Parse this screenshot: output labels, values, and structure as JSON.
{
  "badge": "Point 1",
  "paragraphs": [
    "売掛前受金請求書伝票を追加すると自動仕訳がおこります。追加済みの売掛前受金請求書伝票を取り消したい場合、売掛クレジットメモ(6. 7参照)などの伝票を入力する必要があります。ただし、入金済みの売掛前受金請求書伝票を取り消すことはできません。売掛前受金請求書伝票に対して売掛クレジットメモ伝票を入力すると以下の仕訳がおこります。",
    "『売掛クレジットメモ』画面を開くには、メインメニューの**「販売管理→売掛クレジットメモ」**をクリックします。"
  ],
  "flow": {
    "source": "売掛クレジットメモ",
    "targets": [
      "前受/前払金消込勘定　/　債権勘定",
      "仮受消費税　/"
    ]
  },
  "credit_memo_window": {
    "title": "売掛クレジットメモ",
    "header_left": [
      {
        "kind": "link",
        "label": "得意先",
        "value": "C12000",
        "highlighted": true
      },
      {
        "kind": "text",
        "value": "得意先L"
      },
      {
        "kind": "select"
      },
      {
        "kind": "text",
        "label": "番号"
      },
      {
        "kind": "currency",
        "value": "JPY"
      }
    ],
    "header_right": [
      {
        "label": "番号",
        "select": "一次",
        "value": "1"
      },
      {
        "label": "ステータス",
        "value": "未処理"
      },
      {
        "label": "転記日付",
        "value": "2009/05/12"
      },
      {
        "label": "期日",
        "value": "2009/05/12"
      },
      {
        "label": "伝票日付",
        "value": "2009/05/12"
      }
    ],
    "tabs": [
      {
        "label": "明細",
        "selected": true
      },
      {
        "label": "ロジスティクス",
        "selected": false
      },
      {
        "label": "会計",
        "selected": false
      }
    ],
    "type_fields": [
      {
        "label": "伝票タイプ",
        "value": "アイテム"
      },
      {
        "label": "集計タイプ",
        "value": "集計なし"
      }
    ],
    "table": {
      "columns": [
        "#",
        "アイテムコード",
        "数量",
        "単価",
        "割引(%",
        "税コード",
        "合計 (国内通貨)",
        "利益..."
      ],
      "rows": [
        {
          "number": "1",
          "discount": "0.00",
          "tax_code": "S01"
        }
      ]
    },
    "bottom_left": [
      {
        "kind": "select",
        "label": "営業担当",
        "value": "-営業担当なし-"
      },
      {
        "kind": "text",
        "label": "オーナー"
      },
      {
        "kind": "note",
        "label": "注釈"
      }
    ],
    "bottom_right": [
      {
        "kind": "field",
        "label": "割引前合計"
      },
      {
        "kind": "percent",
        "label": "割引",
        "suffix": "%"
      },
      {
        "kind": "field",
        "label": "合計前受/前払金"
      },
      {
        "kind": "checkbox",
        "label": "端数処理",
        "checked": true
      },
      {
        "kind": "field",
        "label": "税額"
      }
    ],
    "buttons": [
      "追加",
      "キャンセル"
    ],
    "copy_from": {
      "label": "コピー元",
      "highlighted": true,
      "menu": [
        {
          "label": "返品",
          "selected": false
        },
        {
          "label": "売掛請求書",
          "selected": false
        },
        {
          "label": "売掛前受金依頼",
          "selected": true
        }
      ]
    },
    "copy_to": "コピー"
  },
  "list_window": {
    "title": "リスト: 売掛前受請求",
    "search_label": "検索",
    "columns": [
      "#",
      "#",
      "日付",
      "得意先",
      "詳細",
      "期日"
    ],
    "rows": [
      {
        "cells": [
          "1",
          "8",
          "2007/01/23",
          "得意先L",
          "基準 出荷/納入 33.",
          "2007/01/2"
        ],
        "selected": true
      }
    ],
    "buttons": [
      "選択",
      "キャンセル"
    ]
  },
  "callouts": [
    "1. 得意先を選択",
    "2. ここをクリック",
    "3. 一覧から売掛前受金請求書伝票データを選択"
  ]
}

....................

- DIRECTION
Repeat the data verbatim.

- TASK OUTPUT
Parse this screenshot: output labels, values, and structure as JSON.
{
  "badge": "Point 1",
  "paragraphs": [
    "売掛前受金請求書伝票を追加すると自動仕訳がおこります。追加済みの売掛前受金請求書伝票を取り消したい場合、売掛クレジットメモ(6. 7参照)などの伝票を入力する必要があります。ただし、入金済みの売掛前受金請求書伝票を取り消すことはできません。売掛前受金請求書伝票に対して売掛クレジットメモ伝票を入力すると以下の仕訳がおこります。",
    "『売掛クレジットメモ』画面を開くには、メインメニューの**「販売管理→売掛クレジットメモ」**をクリックします。"
  ],
  "flow": {
    "source": "売掛クレジットメモ",
    "targets": [
      "前受/前払金消込勘定　/　債権勘定",
      "仮受消費税　/"
    ]
  },
  "credit_memo_window": {
    "title": "売掛クレジットメモ",
    "header_left": [
      {
        "kind": "link",
        "label": "得意先",
        "value": "C12000",
        "highlighted": true
      },
      {
        "kind": "text",
        "value": "得意先L"
      },
      {
        "kind": "select"
      },
      {
        "kind": "text",
        "label": "番号"
      },
      {
        "kind": "currency",
        "value": "JPY"
      }
    ],
    "header_right": [
      {
        "label": "番号",
        "select": "一次",
        "value": "1"
      },
      {
        "label": "ステータス",
        "value": "未処理"
      },
      {
        "label": "転記日付",
        "value": "2009/05/12"
      },
      {
        "label": "期日",
        "value": "2009/05/12"
      },
      {
        "label": "伝票日付",
        "value": "2009/05/12"
      }
    ],
    "tabs": [
      {
        "label": "明細",
        "selected": true
      },
      {
        "label": "ロジスティクス",
        "selected": false
      },
      {
        "label": "会計",
        "selected": false
      }
    ],
    "type_fields": [
      {
        "label": "伝票タイプ",
        "value": "アイテム"
      },
      {
        "label": "集計タイプ",
        "value": "集計なし"
      }
    ],
    "table": {
      "columns": [
        "#",
        "アイテムコード",
        "数量",
        "単価",
        "割引(%",
        "税コード",
        "合計 (国内通貨)",
        "利益..."
      ],
      "rows": [
        {
          "number": "1",
          "discount": "0.00",
          "tax_code": "S01"
        }
      ]
    },
    "bottom_left": [
      {
        "kind": "select",
        "label": "営業担当",
        "value": "-営業担当なし-"
      },
      {
        "kind": "text",
        "label": "オーナー"
      },
      {
        "kind": "note",
        "label": "注釈"
      }
    ],
    "bottom_right": [
      {
        "kind": "field",
        "label": "割引前合計"
      },
      {
        "kind": "percent",
        "label": "割引",
        "suffix": "%"
      },
      {
        "kind": "field",
        "label": "合計前受/前払金"
      },
      {
        "kind": "checkbox",
        "label": "端数処理",
        "checked": true
      },
      {
        "kind": "field",
        "label": "税額"
      }
    ],
    "buttons": [
      "追加",
      "キャンセル"
    ],
    "copy_from": {
      "label": "コピー元",
      "highlighted": true,
      "menu": [
        {
          "label": "返品",
          "selected": false
        },
        {
          "label": "売掛請求書",
          "selected": false
        },
        {
          "label": "売掛前受金依頼",
          "selected": true
        }
      ]
    },
    "copy_to": "コピー"
  },
  "list_window": {
    "title": "リスト: 売掛前受請求",
    "search_label": "検索",
    "columns": [
      "#",
      "#",
      "日付",
      "得意先",
      "詳細",
      "期日"
    ],
    "rows": [
      {
        "cells": [
          "1",
          "8",
          "2007/01/23",
          "得意先L",
          "基準 出荷/納入 33.",
          "2007/01/2"
        ],
        "selected": true
      }
    ],
    "buttons": [
      "選択",
      "キャンセル"
    ]
  },
  "callouts": [
    "1. 得意先を選択",
    "2. ここをクリック",
    "3. 一覧から売掛前受金請求書伝票データを選択"
  ]
}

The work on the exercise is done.